**Exercise instructions**
Return all of the entries exactly as written.

**Entries supplied**
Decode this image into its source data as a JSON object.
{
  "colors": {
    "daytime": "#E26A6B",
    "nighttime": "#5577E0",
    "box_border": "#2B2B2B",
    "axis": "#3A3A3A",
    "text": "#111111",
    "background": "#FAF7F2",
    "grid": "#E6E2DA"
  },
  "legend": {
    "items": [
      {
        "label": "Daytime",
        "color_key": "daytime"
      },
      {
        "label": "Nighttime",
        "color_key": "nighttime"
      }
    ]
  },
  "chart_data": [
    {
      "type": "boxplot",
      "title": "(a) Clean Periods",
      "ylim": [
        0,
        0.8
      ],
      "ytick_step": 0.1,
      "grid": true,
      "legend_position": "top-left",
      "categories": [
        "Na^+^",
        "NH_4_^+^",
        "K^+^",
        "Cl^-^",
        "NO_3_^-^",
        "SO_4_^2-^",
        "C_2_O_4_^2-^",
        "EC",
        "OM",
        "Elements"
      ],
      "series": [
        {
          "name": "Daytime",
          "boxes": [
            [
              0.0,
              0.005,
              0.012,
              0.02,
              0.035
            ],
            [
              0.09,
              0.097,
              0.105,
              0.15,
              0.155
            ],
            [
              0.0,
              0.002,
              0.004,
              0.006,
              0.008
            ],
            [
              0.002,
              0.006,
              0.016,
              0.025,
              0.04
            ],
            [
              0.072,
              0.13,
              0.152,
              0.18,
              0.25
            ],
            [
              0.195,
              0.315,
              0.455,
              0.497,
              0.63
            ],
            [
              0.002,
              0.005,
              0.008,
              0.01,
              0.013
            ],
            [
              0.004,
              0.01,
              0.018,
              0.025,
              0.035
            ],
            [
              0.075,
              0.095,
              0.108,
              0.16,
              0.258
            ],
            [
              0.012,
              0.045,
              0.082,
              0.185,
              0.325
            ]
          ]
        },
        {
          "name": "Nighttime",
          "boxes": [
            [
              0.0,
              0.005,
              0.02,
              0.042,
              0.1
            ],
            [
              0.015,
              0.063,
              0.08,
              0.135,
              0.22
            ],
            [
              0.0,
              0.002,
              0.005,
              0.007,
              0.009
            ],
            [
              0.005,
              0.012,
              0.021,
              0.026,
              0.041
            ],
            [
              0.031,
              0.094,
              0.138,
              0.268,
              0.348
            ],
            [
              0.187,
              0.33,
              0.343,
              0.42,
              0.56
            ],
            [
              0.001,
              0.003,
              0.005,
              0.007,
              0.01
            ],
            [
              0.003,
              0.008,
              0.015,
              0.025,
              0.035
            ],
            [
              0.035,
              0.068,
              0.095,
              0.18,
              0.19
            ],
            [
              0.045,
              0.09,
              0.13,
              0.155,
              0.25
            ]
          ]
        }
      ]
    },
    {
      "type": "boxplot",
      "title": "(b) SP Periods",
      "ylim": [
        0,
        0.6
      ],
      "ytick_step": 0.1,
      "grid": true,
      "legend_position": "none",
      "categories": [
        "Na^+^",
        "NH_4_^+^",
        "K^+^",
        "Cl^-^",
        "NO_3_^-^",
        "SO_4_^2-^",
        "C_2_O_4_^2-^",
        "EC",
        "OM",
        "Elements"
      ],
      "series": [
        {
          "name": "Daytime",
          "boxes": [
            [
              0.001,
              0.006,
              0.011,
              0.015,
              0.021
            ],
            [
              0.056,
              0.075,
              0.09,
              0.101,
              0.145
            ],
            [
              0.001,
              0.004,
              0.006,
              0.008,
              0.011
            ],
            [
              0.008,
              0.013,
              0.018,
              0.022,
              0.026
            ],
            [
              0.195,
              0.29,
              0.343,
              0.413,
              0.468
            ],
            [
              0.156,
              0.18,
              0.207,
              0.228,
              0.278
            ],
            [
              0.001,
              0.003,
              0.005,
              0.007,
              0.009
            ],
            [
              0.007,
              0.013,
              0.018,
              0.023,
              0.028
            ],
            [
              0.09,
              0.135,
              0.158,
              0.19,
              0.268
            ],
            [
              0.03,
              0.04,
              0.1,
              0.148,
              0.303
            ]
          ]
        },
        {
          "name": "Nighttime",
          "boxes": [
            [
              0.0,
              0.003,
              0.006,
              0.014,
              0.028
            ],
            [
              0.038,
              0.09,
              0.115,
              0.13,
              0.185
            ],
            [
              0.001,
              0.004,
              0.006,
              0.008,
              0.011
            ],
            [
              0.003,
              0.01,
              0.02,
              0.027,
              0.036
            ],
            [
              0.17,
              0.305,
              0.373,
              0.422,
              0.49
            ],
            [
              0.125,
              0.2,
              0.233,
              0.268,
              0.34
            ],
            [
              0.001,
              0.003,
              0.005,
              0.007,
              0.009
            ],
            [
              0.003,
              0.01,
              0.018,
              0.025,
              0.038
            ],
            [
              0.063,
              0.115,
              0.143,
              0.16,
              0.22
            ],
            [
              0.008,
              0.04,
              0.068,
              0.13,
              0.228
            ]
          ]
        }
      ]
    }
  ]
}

**Task solution**
Decode this image into its source data as a JSON object.
{
  "colors": {
    "daytime": "#E26A6B",
    "nighttime": "#5577E0",
    "box_border": "#2B2B2B",
    "axis": "#3A3A3A",
    "text": "#111111",
    "background": "#FAF7F2",
    "grid": "#E6E2DA"
  },
  "legend": {
    "items": [
      {
        "label": "Daytime",
        "color_key": "daytime"
      },
      {
        "label": "Nighttime",
        "color_key": "nighttime"
      }
    ]
  },
  "chart_data": [
    {
      "type": "boxplot",
      "title": "(a) Clean Periods",
      "ylim": [
        0,
        0.8
      ],
      "ytick_step": 0.1,
      "grid": true,
      "legend_position": "top-left",
      "categories": [
        "Na^+^",
        "NH_4_^+^",
        "K^+^",
        "Cl^-^",
        "NO_3_^-^",
        "SO_4_^2-^",
        "C_2_O_4_^2-^",
        "EC",
        "OM",
        "Elements"
      ],
      "series": [
        {
          "name": "Daytime",
          "boxes": [
            [
              0.0,
              0.005,
              0.012,
              0.02,
              0.035
            ],
            [
              0.09,
              0.097,
              0.105,
              0.15,
              0.155
            ],
            [
              0.0,
              0.002,
              0.004,
              0.006,
              0.008
            ],
            [
              0.002,
              0.006,
              0.016,
              0.025,
              0.04
            ],
            [
              0.072,
              0.13,
              0.152,
              0.18,
              0.25
            ],
            [
              0.195,
              0.315,
              0.455,
              0.497,
              0.63
            ],
            [
              0.002,
              0.005,
              0.008,
              0.01,
              0.013
            ],
            [
              0.004,
              0.01,
              0.018,
              0.025,
              0.035
            ],
            [
              0.075,
              0.095,
              0.108,
              0.16,
              0.258
            ],
            [
              0.012,
              0.045,
              0.082,
              0.185,
              0.325
            ]
          ]
        },
        {
          "name": "Nighttime",
          "boxes": [
            [
              0.0,
              0.005,
              0.02,
              0.042,
              0.1
            ],
            [
              0.015,
              0.063,
              0.08,
              0.135,
              0.22
            ],
            [
              0.0,
              0.002,
              0.005,
              0.007,
              0.009
            ],
            [
              0.005,
              0.012,
              0.021,
              0.026,
              0.041
            ],
            [
              0.031,
              0.094,
              0.138,
              0.268,
              0.348
            ],
            [
              0.187,
              0.33,
              0.343,
              0.42,
              0.56
            ],
            [
              0.001,
              0.003,
              0.005,
              0.007,
              0.01
            ],
            [
              0.003,
              0.008,
              0.015,
              0.025,
              0.035
            ],
            [
              0.035,
              0.068,
              0.095,
              0.18,
              0.19
            ],
            [
              0.045,
              0.09,
              0.13,
              0.155,
              0.25
            ]
          ]
        }
      ]
    },
    {
      "type": "boxplot",
      "title": "(b) SP Periods",
      "ylim": [
        0,
        0.6
      ],
      "ytick_step": 0.1,
      "grid": true,
      "legend_position": "none",
      "categories": [
        "Na^+^",
        "NH_4_^+^",
        "K^+^",
        "Cl^-^",
        "NO_3_^-^",
        "SO_4_^2-^",
        "C_2_O_4_^2-^",
        "EC",
        "OM",
        "Elements"
      ],
      "series": [
        {
          "name": "Daytime",
          "boxes": [
            [
              0.001,
              0.006,
              0.011,
              0.015,
              0.021
            ],
            [
              0.056,
              0.075,
              0.09,
              0.101,
              0.145
            ],
            [
              0.001,
              0.004,
              0.006,
              0.008,
              0.011
            ],
            [
              0.008,
              0.013,
              0.018,
              0.022,
              0.026
            ],
            [
              0.195,
              0.29,
              0.343,
              0.413,
              0.468
            ],
            [
              0.156,
              0.18,
              0.207,
              0.228,
              0.278
            ],
            [
              0.001,
              0.003,
              0.005,
              0.007,
              0.009
            ],
            [
              0.007,
              0.013,
              0.018,
              0.023,
              0.028
            ],
            [
              0.09,
              0.135,
              0.158,
              0.19,
              0.268
            ],
            [
              0.03,
              0.04,
              0.1,
              0.148,
              0.303
            ]
          ]
        },
        {
          "name": "Nighttime",
          "boxes": [
            [
              0.0,
              0.003,
              0.006,
              0.014,
              0.028
            ],
            [
              0.038,
              0.09,
              0.115,
              0.13,
              0.185
            ],
            [
              0.001,
              0.004,
              0.006,
              0.008,
              0.011
            ],
            [
              0.003,
              0.01,
              0.02,
              0.027,
              0.036
            ],
            [
              0.17,
              0.305,
              0.373,
              0.422,
              0.49
            ],
            [
              0.125,
              0.2,
              0.233,
              0.268,
              0.34
            ],
            [
              0.001,
              0.003,
              0.005,
              0.007,
              0.009
            ],
            [
              0.003,
              0.01,
              0.018,
              0.025,
              0.038
            ],
            [
              0.063,
              0.115,
              0.143,
              0.16,
              0.22
            ],
            [
              0.008,
              0.04,
              0.068,
              0.13,
              0.228
            ]
          ]
        }
      ]
    }
  ]
}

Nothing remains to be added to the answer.